## To be done
Could you return every one of the rows below, word for word and in the same order?

(Data listing)
+++

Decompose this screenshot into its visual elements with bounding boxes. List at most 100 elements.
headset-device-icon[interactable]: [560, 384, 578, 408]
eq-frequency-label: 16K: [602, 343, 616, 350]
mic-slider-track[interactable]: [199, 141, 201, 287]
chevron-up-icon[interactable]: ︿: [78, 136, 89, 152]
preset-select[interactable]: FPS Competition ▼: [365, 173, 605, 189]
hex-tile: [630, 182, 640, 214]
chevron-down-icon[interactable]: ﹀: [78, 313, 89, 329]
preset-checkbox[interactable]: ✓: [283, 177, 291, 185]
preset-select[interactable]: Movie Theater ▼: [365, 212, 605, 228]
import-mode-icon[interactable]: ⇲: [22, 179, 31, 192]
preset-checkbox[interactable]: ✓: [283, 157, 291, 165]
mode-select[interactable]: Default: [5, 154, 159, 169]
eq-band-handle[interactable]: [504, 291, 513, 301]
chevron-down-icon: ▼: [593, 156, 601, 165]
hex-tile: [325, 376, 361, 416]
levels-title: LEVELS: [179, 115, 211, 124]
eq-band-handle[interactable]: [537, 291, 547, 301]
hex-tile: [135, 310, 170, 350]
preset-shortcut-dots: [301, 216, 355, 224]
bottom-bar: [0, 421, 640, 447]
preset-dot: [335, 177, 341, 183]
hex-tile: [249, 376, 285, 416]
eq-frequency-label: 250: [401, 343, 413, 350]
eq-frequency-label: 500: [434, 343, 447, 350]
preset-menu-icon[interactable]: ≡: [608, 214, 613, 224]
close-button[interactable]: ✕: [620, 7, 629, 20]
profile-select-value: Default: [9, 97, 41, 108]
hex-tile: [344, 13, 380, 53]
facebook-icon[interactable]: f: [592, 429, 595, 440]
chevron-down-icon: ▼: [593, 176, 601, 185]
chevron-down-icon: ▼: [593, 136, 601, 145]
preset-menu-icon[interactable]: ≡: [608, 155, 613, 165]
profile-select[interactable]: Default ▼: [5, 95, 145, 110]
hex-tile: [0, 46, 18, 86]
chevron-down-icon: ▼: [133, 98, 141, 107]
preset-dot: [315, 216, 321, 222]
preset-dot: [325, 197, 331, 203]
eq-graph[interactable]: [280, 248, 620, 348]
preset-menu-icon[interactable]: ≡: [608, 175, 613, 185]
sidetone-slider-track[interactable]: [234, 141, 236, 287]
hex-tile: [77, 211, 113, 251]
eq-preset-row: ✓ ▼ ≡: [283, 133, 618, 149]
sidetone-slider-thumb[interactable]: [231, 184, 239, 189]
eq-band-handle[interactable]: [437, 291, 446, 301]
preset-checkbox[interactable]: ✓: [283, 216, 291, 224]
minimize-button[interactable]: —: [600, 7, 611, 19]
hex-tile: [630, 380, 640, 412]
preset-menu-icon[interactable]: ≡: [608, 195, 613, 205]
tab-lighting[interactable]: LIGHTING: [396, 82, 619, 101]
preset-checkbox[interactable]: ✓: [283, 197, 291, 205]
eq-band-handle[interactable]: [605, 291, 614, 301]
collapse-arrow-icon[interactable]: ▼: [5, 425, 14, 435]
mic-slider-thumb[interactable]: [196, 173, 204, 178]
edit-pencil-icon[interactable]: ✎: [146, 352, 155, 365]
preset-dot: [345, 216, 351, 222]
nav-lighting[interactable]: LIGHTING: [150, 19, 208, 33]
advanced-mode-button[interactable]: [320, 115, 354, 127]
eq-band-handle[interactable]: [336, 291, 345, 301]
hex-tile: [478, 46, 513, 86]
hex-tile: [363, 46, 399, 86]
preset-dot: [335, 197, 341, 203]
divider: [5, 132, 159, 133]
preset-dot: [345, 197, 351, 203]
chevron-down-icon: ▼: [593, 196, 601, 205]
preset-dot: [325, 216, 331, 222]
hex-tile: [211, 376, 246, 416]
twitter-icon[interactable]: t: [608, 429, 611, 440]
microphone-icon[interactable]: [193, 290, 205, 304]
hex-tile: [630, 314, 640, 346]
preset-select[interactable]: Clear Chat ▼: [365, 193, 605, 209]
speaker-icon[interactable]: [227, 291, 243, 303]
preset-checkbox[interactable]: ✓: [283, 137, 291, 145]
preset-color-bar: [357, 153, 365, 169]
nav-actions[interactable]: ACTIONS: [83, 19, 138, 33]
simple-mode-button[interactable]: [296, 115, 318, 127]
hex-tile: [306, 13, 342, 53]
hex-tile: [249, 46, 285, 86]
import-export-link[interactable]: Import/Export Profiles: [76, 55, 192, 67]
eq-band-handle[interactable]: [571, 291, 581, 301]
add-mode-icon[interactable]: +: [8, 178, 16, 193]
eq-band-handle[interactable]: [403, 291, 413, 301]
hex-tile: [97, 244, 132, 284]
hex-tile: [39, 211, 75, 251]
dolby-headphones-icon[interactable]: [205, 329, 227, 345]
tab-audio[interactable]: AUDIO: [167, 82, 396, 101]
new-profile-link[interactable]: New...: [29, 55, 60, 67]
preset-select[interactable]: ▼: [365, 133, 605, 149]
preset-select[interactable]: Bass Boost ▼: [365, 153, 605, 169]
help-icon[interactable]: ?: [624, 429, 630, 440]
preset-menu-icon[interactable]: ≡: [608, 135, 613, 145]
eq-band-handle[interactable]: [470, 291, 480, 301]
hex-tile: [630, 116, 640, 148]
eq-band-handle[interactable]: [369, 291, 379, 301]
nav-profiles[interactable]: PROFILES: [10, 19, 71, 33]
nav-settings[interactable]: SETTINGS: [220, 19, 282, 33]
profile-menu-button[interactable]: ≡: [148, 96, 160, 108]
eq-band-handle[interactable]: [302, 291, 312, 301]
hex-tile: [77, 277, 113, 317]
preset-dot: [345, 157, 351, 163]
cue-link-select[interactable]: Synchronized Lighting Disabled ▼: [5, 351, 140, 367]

+++

## Expected answer
Decompose this screenshot into its visual elements with bounding boxes. List at most 100 elements.
headset-device-icon[interactable]: [560, 384, 578, 408]
eq-frequency-label: 16K: [602, 343, 616, 350]
mic-slider-track[interactable]: [199, 141, 201, 287]
chevron-up-icon[interactable]: ︿: [78, 136, 89, 152]
preset-select[interactable]: FPS Competition ▼: [365, 173, 605, 189]
hex-tile: [630, 182, 640, 214]
chevron-down-icon[interactable]: ﹀: [78, 313, 89, 329]
preset-checkbox[interactable]: ✓: [283, 177, 291, 185]
preset-select[interactable]: Movie Theater ▼: [365, 212, 605, 228]
import-mode-icon[interactable]: ⇲: [22, 179, 31, 192]
preset-checkbox[interactable]: ✓: [283, 157, 291, 165]
mode-select[interactable]: Default: [5, 154, 159, 169]
eq-band-handle[interactable]: [504, 291, 513, 301]
chevron-down-icon: ▼: [593, 156, 601, 165]
hex-tile: [325, 376, 361, 416]
levels-title: LEVELS: [179, 115, 211, 124]
eq-band-handle[interactable]: [537, 291, 547, 301]
hex-tile: [135, 310, 170, 350]
preset-shortcut-dots: [301, 216, 355, 224]
bottom-bar: [0, 421, 640, 447]
preset-dot: [335, 177, 341, 183]
hex-tile: [249, 376, 285, 416]
eq-frequency-label: 250: [401, 343, 413, 350]
eq-frequency-label: 500: [434, 343, 447, 350]
preset-menu-icon[interactable]: ≡: [608, 214, 613, 224]
close-button[interactable]: ✕: [620, 7, 629, 20]
profile-select-value: Default: [9, 97, 41, 108]
hex-tile: [344, 13, 380, 53]
facebook-icon[interactable]: f: [592, 429, 595, 440]
chevron-down-icon: ▼: [593, 176, 601, 185]
chevron-down-icon: ▼: [593, 136, 601, 145]
preset-menu-icon[interactable]: ≡: [608, 155, 613, 165]
profile-select[interactable]: Default ▼: [5, 95, 145, 110]
hex-tile: [0, 46, 18, 86]
chevron-down-icon: ▼: [133, 98, 141, 107]
preset-dot: [315, 216, 321, 222]
preset-dot: [325, 197, 331, 203]
eq-graph[interactable]: [280, 248, 620, 348]
preset-menu-icon[interactable]: ≡: [608, 175, 613, 185]
sidetone-slider-track[interactable]: [234, 141, 236, 287]
hex-tile: [77, 211, 113, 251]
eq-preset-row: ✓ ▼ ≡: [283, 133, 618, 149]
sidetone-slider-thumb[interactable]: [231, 184, 239, 189]
eq-band-handle[interactable]: [437, 291, 446, 301]
preset-checkbox[interactable]: ✓: [283, 216, 291, 224]
minimize-button[interactable]: —: [600, 7, 611, 19]
hex-tile: [630, 380, 640, 412]
preset-menu-icon[interactable]: ≡: [608, 195, 613, 205]
tab-lighting[interactable]: LIGHTING: [396, 82, 619, 101]
preset-checkbox[interactable]: ✓: [283, 197, 291, 205]
eq-band-handle[interactable]: [605, 291, 614, 301]
collapse-arrow-icon[interactable]: ▼: [5, 425, 14, 435]
mic-slider-thumb[interactable]: [196, 173, 204, 178]
edit-pencil-icon[interactable]: ✎: [146, 352, 155, 365]
preset-dot: [345, 216, 351, 222]
nav-lighting[interactable]: LIGHTING: [150, 19, 208, 33]
advanced-mode-button[interactable]: [320, 115, 354, 127]
eq-band-handle[interactable]: [336, 291, 345, 301]
hex-tile: [478, 46, 513, 86]
hex-tile: [363, 46, 399, 86]
preset-dot: [335, 197, 341, 203]
divider: [5, 132, 159, 133]
preset-dot: [345, 197, 351, 203]
chevron-down-icon: ▼: [593, 196, 601, 205]
preset-dot: [325, 216, 331, 222]
hex-tile: [211, 376, 246, 416]
twitter-icon[interactable]: t: [608, 429, 611, 440]
microphone-icon[interactable]: [193, 290, 205, 304]
hex-tile: [630, 314, 640, 346]
preset-select[interactable]: Clear Chat ▼: [365, 193, 605, 209]
speaker-icon[interactable]: [227, 291, 243, 303]
preset-checkbox[interactable]: ✓: [283, 137, 291, 145]
preset-color-bar: [357, 153, 365, 169]
nav-actions[interactable]: ACTIONS: [83, 19, 138, 33]
simple-mode-button[interactable]: [296, 115, 318, 127]
hex-tile: [306, 13, 342, 53]
hex-tile: [249, 46, 285, 86]
import-export-link[interactable]: Import/Export Profiles: [76, 55, 192, 67]
eq-band-handle[interactable]: [571, 291, 581, 301]
add-mode-icon[interactable]: +: [8, 178, 16, 193]
eq-band-handle[interactable]: [403, 291, 413, 301]
hex-tile: [97, 244, 132, 284]
hex-tile: [39, 211, 75, 251]
dolby-headphones-icon[interactable]: [205, 329, 227, 345]
tab-audio[interactable]: AUDIO: [167, 82, 396, 101]
new-profile-link[interactable]: New...: [29, 55, 60, 67]
preset-select[interactable]: ▼: [365, 133, 605, 149]
preset-select[interactable]: Bass Boost ▼: [365, 153, 605, 169]
help-icon[interactable]: ?: [624, 429, 630, 440]
preset-menu-icon[interactable]: ≡: [608, 135, 613, 145]
eq-band-handle[interactable]: [470, 291, 480, 301]
hex-tile: [630, 116, 640, 148]
eq-band-handle[interactable]: [369, 291, 379, 301]
nav-profiles[interactable]: PROFILES: [10, 19, 71, 33]
nav-settings[interactable]: SETTINGS: [220, 19, 282, 33]
profile-menu-button[interactable]: ≡: [148, 96, 160, 108]
eq-band-handle[interactable]: [302, 291, 312, 301]
hex-tile: [77, 277, 113, 317]
preset-dot: [345, 157, 351, 163]
cue-link-select[interactable]: Synchronized Lighting Disabled ▼: [5, 351, 140, 367]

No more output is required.